**Dataset extract:**
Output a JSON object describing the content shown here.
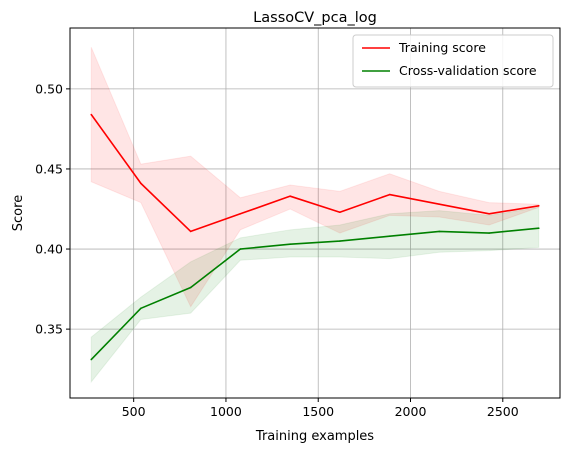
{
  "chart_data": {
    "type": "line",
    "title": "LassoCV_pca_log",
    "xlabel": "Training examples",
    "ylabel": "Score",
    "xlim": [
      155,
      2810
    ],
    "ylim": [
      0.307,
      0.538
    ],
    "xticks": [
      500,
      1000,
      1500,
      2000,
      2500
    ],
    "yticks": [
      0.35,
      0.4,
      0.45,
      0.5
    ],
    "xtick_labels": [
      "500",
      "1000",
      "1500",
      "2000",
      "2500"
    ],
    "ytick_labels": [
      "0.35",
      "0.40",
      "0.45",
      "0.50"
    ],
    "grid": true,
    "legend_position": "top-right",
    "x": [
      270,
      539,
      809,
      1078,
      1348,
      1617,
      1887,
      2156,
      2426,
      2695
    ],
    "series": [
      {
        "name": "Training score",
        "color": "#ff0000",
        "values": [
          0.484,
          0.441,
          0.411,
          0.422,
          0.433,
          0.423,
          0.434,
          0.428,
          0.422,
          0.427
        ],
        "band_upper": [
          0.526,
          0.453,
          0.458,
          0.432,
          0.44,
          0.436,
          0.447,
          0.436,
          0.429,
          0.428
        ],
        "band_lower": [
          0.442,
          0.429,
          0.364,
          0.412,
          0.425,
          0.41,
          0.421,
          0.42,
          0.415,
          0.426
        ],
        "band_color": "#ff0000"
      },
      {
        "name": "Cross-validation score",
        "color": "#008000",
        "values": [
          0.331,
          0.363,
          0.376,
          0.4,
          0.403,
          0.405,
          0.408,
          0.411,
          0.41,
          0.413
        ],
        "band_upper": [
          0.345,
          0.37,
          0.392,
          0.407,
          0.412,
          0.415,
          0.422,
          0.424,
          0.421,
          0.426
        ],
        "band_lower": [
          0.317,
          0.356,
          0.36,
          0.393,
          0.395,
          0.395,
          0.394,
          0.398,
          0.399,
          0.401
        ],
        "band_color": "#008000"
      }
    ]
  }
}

**Goal:**
Using the entries above, tally how many lines have the word "name" in them; write the number and nothing more.

**Result below:**
2